— BEGIN Exercise data —

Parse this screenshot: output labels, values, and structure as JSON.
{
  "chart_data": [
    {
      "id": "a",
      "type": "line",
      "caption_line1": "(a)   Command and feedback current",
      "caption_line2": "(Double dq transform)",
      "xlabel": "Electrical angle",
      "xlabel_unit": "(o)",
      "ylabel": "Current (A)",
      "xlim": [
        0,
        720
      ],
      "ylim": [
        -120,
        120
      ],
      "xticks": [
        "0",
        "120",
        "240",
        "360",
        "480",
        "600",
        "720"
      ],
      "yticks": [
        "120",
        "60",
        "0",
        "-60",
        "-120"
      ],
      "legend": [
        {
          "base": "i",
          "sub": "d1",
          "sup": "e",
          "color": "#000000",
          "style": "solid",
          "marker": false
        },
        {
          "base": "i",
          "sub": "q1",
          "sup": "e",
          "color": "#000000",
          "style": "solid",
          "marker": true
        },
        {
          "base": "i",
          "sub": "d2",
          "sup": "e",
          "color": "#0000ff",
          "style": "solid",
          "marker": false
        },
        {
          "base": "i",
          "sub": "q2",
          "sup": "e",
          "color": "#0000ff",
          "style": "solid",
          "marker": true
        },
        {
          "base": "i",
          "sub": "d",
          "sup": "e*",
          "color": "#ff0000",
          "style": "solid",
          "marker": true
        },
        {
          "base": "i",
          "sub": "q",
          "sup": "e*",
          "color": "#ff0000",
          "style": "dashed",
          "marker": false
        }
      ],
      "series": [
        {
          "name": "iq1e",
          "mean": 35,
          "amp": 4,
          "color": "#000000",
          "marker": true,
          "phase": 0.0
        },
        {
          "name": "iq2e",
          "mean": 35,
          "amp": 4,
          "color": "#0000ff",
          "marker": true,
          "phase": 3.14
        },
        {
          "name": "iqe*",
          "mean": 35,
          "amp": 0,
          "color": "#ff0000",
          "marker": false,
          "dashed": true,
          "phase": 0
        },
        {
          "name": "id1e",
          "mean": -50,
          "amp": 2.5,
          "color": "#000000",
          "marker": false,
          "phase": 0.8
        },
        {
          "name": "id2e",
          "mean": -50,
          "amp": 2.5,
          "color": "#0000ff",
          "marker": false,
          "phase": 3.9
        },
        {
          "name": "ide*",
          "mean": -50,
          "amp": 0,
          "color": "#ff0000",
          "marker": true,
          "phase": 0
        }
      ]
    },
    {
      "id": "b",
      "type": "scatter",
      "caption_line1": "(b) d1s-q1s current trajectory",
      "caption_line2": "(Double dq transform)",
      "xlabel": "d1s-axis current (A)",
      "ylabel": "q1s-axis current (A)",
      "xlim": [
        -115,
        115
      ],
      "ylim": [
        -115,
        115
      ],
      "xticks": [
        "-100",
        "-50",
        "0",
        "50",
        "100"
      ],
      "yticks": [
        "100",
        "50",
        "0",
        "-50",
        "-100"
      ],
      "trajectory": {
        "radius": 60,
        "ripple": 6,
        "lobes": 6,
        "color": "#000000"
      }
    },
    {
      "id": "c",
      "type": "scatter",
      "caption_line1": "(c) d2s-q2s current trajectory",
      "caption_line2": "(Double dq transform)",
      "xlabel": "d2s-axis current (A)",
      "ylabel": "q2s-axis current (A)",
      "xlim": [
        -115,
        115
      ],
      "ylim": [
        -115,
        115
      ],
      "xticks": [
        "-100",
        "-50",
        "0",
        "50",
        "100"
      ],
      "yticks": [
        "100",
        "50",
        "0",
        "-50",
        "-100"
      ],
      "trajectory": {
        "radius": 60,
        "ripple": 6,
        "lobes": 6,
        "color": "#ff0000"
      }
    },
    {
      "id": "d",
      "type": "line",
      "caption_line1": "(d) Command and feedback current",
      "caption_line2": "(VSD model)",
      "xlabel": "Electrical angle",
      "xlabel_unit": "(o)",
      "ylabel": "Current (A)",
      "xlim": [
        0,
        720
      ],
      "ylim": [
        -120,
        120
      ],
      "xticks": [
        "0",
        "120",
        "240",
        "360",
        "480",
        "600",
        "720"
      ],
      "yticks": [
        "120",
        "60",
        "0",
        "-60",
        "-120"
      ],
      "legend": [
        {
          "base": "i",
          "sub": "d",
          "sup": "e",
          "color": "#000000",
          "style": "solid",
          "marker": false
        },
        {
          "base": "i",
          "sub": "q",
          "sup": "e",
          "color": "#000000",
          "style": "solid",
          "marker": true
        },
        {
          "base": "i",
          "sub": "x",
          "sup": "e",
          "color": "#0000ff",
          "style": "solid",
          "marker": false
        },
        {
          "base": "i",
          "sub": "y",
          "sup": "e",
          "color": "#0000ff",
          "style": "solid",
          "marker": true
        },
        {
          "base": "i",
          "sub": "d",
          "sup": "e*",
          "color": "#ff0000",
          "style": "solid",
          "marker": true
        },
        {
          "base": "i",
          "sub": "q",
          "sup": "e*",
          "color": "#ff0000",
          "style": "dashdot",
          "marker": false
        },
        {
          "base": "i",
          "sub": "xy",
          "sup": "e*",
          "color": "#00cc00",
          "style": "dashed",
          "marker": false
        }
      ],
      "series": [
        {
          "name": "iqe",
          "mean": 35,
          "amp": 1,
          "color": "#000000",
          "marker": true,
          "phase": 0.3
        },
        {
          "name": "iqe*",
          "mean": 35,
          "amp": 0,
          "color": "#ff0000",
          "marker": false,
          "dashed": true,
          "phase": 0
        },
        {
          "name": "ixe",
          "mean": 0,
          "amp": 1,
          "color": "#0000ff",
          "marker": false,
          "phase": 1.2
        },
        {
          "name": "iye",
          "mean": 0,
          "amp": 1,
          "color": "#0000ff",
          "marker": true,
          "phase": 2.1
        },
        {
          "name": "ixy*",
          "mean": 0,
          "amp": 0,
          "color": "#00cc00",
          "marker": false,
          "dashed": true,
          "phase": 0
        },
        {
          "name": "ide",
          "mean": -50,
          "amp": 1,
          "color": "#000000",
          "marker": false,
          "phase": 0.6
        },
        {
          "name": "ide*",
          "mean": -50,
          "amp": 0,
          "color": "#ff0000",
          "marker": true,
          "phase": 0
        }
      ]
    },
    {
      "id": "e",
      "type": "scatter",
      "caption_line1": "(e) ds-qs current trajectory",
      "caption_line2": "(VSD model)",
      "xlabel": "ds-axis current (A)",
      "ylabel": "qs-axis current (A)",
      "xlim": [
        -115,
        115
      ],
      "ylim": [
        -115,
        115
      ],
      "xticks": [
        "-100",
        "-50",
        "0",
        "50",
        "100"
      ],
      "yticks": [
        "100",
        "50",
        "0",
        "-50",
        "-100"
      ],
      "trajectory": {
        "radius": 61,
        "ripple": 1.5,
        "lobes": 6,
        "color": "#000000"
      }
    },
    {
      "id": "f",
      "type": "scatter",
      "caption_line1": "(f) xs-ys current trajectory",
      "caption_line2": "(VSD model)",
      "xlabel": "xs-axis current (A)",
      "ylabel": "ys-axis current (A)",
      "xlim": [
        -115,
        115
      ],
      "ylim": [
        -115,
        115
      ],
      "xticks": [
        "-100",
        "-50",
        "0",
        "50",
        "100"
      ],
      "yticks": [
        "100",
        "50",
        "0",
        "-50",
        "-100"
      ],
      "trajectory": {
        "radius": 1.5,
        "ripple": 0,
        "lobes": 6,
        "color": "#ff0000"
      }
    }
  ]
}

— END Exercise data —

→ **Problem to solve**: Set down the material above again, word for word.

→ **Completed exercise**:
Parse this screenshot: output labels, values, and structure as JSON.
{
  "chart_data": [
    {
      "id": "a",
      "type": "line",
      "caption_line1": "(a)   Command and feedback current",
      "caption_line2": "(Double dq transform)",
      "xlabel": "Electrical angle",
      "xlabel_unit": "(o)",
      "ylabel": "Current (A)",
      "xlim": [
        0,
        720
      ],
      "ylim": [
        -120,
        120
      ],
      "xticks": [
        "0",
        "120",
        "240",
        "360",
        "480",
        "600",
        "720"
      ],
      "yticks": [
        "120",
        "60",
        "0",
        "-60",
        "-120"
      ],
      "legend": [
        {
          "base": "i",
          "sub": "d1",
          "sup": "e",
          "color": "#000000",
          "style": "solid",
          "marker": false
        },
        {
          "base": "i",
          "sub": "q1",
          "sup": "e",
          "color": "#000000",
          "style": "solid",
          "marker": true
        },
        {
          "base": "i",
          "sub": "d2",
          "sup": "e",
          "color": "#0000ff",
          "style": "solid",
          "marker": false
        },
        {
          "base": "i",
          "sub": "q2",
          "sup": "e",
          "color": "#0000ff",
          "style": "solid",
          "marker": true
        },
        {
          "base": "i",
          "sub": "d",
          "sup": "e*",
          "color": "#ff0000",
          "style": "solid",
          "marker": true
        },
        {
          "base": "i",
          "sub": "q",
          "sup": "e*",
          "color": "#ff0000",
          "style": "dashed",
          "marker": false
        }
      ],
      "series": [
        {
          "name": "iq1e",
          "mean": 35,
          "amp": 4,
          "color": "#000000",
          "marker": true,
          "phase": 0.0
        },
        {
          "name": "iq2e",
          "mean": 35,
          "amp": 4,
          "color": "#0000ff",
          "marker": true,
          "phase": 3.14
        },
        {
          "name": "iqe*",
          "mean": 35,
          "amp": 0,
          "color": "#ff0000",
          "marker": false,
          "dashed": true,
          "phase": 0
        },
        {
          "name": "id1e",
          "mean": -50,
          "amp": 2.5,
          "color": "#000000",
          "marker": false,
          "phase": 0.8
        },
        {
          "name": "id2e",
          "mean": -50,
          "amp": 2.5,
          "color": "#0000ff",
          "marker": false,
          "phase": 3.9
        },
        {
          "name": "ide*",
          "mean": -50,
          "amp": 0,
          "color": "#ff0000",
          "marker": true,
          "phase": 0
        }
      ]
    },
    {
      "id": "b",
      "type": "scatter",
      "caption_line1": "(b) d1s-q1s current trajectory",
      "caption_line2": "(Double dq transform)",
      "xlabel": "d1s-axis current (A)",
      "ylabel": "q1s-axis current (A)",
      "xlim": [
        -115,
        115
      ],
      "ylim": [
        -115,
        115
      ],
      "xticks": [
        "-100",
        "-50",
        "0",
        "50",
        "100"
      ],
      "yticks": [
        "100",
        "50",
        "0",
        "-50",
        "-100"
      ],
      "trajectory": {
        "radius": 60,
        "ripple": 6,
        "lobes": 6,
        "color": "#000000"
      }
    },
    {
      "id": "c",
      "type": "scatter",
      "caption_line1": "(c) d2s-q2s current trajectory",
      "caption_line2": "(Double dq transform)",
      "xlabel": "d2s-axis current (A)",
      "ylabel": "q2s-axis current (A)",
      "xlim": [
        -115,
        115
      ],
      "ylim": [
        -115,
        115
      ],
      "xticks": [
        "-100",
        "-50",
        "0",
        "50",
        "100"
      ],
      "yticks": [
        "100",
        "50",
        "0",
        "-50",
        "-100"
      ],
      "trajectory": {
        "radius": 60,
        "ripple": 6,
        "lobes": 6,
        "color": "#ff0000"
      }
    },
    {
      "id": "d",
      "type": "line",
      "caption_line1": "(d) Command and feedback current",
      "caption_line2": "(VSD model)",
      "xlabel": "Electrical angle",
      "xlabel_unit": "(o)",
      "ylabel": "Current (A)",
      "xlim": [
        0,
        720
      ],
      "ylim": [
        -120,
        120
      ],
      "xticks": [
        "0",
        "120",
        "240",
        "360",
        "480",
        "600",
        "720"
      ],
      "yticks": [
        "120",
        "60",
        "0",
        "-60",
        "-120"
      ],
      "legend": [
        {
          "base": "i",
          "sub": "d",
          "sup": "e",
          "color": "#000000",
          "style": "solid",
          "marker": false
        },
        {
          "base": "i",
          "sub": "q",
          "sup": "e",
          "color": "#000000",
          "style": "solid",
          "marker": true
        },
        {
          "base": "i",
          "sub": "x",
          "sup": "e",
          "color": "#0000ff",
          "style": "solid",
          "marker": false
        },
        {
          "base": "i",
          "sub": "y",
          "sup": "e",
          "color": "#0000ff",
          "style": "solid",
          "marker": true
        },
        {
          "base": "i",
          "sub": "d",
          "sup": "e*",
          "color": "#ff0000",
          "style": "solid",
          "marker": true
        },
        {
          "base": "i",
          "sub": "q",
          "sup": "e*",
          "color": "#ff0000",
          "style": "dashdot",
          "marker": false
        },
        {
          "base": "i",
          "sub": "xy",
          "sup": "e*",
          "color": "#00cc00",
          "style": "dashed",
          "marker": false
        }
      ],
      "series": [
        {
          "name": "iqe",
          "mean": 35,
          "amp": 1,
          "color": "#000000",
          "marker": true,
          "phase": 0.3
        },
        {
          "name": "iqe*",
          "mean": 35,
          "amp": 0,
          "color": "#ff0000",
          "marker": false,
          "dashed": true,
          "phase": 0
        },
        {
          "name": "ixe",
          "mean": 0,
          "amp": 1,
          "color": "#0000ff",
          "marker": false,
          "phase": 1.2
        },
        {
          "name": "iye",
          "mean": 0,
          "amp": 1,
          "color": "#0000ff",
          "marker": true,
          "phase": 2.1
        },
        {
          "name": "ixy*",
          "mean": 0,
          "amp": 0,
          "color": "#00cc00",
          "marker": false,
          "dashed": true,
          "phase": 0
        },
        {
          "name": "ide",
          "mean": -50,
          "amp": 1,
          "color": "#000000",
          "marker": false,
          "phase": 0.6
        },
        {
          "name": "ide*",
          "mean": -50,
          "amp": 0,
          "color": "#ff0000",
          "marker": true,
          "phase": 0
        }
      ]
    },
    {
      "id": "e",
      "type": "scatter",
      "caption_line1": "(e) ds-qs current trajectory",
      "caption_line2": "(VSD model)",
      "xlabel": "ds-axis current (A)",
      "ylabel": "qs-axis current (A)",
      "xlim": [
        -115,
        115
      ],
      "ylim": [
        -115,
        115
      ],
      "xticks": [
        "-100",
        "-50",
        "0",
        "50",
        "100"
      ],
      "yticks": [
        "100",
        "50",
        "0",
        "-50",
        "-100"
      ],
      "trajectory": {
        "radius": 61,
        "ripple": 1.5,
        "lobes": 6,
        "color": "#000000"
      }
    },
    {
      "id": "f",
      "type": "scatter",
      "caption_line1": "(f) xs-ys current trajectory",
      "caption_line2": "(VSD model)",
      "xlabel": "xs-axis current (A)",
      "ylabel": "ys-axis current (A)",
      "xlim": [
        -115,
        115
      ],
      "ylim": [
        -115,
        115
      ],
      "xticks": [
        "-100",
        "-50",
        "0",
        "50",
        "100"
      ],
      "yticks": [
        "100",
        "50",
        "0",
        "-50",
        "-100"
      ],
      "trajectory": {
        "radius": 1.5,
        "ripple": 0,
        "lobes": 6,
        "color": "#ff0000"
      }
    }
  ]
}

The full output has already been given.